» **WHAT TO PRODUCE**
Write out each line of the material again, word for word.

» **RECORDS TO USE**
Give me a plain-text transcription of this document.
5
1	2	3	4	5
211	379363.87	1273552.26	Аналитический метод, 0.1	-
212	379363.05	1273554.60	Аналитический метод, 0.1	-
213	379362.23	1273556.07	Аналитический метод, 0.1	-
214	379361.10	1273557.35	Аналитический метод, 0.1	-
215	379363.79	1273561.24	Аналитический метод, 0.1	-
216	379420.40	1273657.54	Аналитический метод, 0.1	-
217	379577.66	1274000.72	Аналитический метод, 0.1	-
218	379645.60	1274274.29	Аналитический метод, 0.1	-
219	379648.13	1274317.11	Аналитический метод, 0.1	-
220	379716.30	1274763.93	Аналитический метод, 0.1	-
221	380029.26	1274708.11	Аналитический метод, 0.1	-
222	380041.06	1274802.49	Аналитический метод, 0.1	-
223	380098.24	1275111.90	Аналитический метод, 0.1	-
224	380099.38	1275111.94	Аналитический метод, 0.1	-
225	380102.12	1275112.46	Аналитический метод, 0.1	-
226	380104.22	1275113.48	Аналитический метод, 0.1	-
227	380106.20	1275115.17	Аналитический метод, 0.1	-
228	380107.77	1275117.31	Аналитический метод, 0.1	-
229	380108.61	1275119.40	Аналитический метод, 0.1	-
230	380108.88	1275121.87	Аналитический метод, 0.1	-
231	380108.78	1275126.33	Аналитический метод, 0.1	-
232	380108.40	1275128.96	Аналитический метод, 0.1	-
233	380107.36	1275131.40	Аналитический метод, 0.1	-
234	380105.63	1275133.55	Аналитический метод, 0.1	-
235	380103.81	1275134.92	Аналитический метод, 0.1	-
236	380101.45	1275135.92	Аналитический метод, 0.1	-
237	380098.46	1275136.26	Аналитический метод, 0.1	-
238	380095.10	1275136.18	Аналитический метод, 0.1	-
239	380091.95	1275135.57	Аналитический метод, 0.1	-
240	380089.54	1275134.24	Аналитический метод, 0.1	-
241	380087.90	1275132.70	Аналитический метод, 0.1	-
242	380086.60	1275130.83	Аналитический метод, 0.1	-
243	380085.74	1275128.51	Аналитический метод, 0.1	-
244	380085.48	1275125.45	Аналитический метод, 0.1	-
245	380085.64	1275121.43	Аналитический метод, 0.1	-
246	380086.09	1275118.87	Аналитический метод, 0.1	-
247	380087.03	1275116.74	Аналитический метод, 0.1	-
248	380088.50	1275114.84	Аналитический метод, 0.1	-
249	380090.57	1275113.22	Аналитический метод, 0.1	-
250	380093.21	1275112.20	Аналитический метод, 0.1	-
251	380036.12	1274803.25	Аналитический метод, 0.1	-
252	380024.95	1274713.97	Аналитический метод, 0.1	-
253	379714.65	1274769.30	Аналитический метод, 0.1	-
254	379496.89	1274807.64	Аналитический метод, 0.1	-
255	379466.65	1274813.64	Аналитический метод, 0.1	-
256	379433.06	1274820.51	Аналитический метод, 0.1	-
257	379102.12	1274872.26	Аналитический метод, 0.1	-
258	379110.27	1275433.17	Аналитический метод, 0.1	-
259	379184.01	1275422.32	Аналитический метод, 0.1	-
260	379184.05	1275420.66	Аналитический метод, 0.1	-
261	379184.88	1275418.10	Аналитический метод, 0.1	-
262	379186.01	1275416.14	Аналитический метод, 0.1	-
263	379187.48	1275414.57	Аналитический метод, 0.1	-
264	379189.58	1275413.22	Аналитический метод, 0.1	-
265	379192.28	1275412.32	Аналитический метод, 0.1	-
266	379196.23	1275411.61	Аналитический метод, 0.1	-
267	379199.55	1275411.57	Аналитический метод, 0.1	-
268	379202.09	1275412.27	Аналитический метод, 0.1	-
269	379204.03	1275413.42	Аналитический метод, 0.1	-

» **SOLUTION FOR THIS TASK**
Give me a plain-text transcription of this document.
5
1	2	3	4	5
211	379363.87	1273552.26	Аналитический метод, 0.1	-
212	379363.05	1273554.60	Аналитический метод, 0.1	-
213	379362.23	1273556.07	Аналитический метод, 0.1	-
214	379361.10	1273557.35	Аналитический метод, 0.1	-
215	379363.79	1273561.24	Аналитический метод, 0.1	-
216	379420.40	1273657.54	Аналитический метод, 0.1	-
217	379577.66	1274000.72	Аналитический метод, 0.1	-
218	379645.60	1274274.29	Аналитический метод, 0.1	-
219	379648.13	1274317.11	Аналитический метод, 0.1	-
220	379716.30	1274763.93	Аналитический метод, 0.1	-
221	380029.26	1274708.11	Аналитический метод, 0.1	-
222	380041.06	1274802.49	Аналитический метод, 0.1	-
223	380098.24	1275111.90	Аналитический метод, 0.1	-
224	380099.38	1275111.94	Аналитический метод, 0.1	-
225	380102.12	1275112.46	Аналитический метод, 0.1	-
226	380104.22	1275113.48	Аналитический метод, 0.1	-
227	380106.20	1275115.17	Аналитический метод, 0.1	-
228	380107.77	1275117.31	Аналитический метод, 0.1	-
229	380108.61	1275119.40	Аналитический метод, 0.1	-
230	380108.88	1275121.87	Аналитический метод, 0.1	-
231	380108.78	1275126.33	Аналитический метод, 0.1	-
232	380108.40	1275128.96	Аналитический метод, 0.1	-
233	380107.36	1275131.40	Аналитический метод, 0.1	-
234	380105.63	1275133.55	Аналитический метод, 0.1	-
235	380103.81	1275134.92	Аналитический метод, 0.1	-
236	380101.45	1275135.92	Аналитический метод, 0.1	-
237	380098.46	1275136.26	Аналитический метод, 0.1	-
238	380095.10	1275136.18	Аналитический метод, 0.1	-
239	380091.95	1275135.57	Аналитический метод, 0.1	-
240	380089.54	1275134.24	Аналитический метод, 0.1	-
241	380087.90	1275132.70	Аналитический метод, 0.1	-
242	380086.60	1275130.83	Аналитический метод, 0.1	-
243	380085.74	1275128.51	Аналитический метод, 0.1	-
244	380085.48	1275125.45	Аналитический метод, 0.1	-
245	380085.64	1275121.43	Аналитический метод, 0.1	-
246	380086.09	1275118.87	Аналитический метод, 0.1	-
247	380087.03	1275116.74	Аналитический метод, 0.1	-
248	380088.50	1275114.84	Аналитический метод, 0.1	-
249	380090.57	1275113.22	Аналитический метод, 0.1	-
250	380093.21	1275112.20	Аналитический метод, 0.1	-
251	380036.12	1274803.25	Аналитический метод, 0.1	-
252	380024.95	1274713.97	Аналитический метод, 0.1	-
253	379714.65	1274769.30	Аналитический метод, 0.1	-
254	379496.89	1274807.64	Аналитический метод, 0.1	-
255	379466.65	1274813.64	Аналитический метод, 0.1	-
256	379433.06	1274820.51	Аналитический метод, 0.1	-
257	379102.12	1274872.26	Аналитический метод, 0.1	-
258	379110.27	1275433.17	Аналитический метод, 0.1	-
259	379184.01	1275422.32	Аналитический метод, 0.1	-
260	379184.05	1275420.66	Аналитический метод, 0.1	-
261	379184.88	1275418.10	Аналитический метод, 0.1	-
262	379186.01	1275416.14	Аналитический метод, 0.1	-
263	379187.48	1275414.57	Аналитический метод, 0.1	-
264	379189.58	1275413.22	Аналитический метод, 0.1	-
265	379192.28	1275412.32	Аналитический метод, 0.1	-
266	379196.23	1275411.61	Аналитический метод, 0.1	-
267	379199.55	1275411.57	Аналитический метод, 0.1	-
268	379202.09	1275412.27	Аналитический метод, 0.1	-
269	379204.03	1275413.42	Аналитический метод, 0.1	-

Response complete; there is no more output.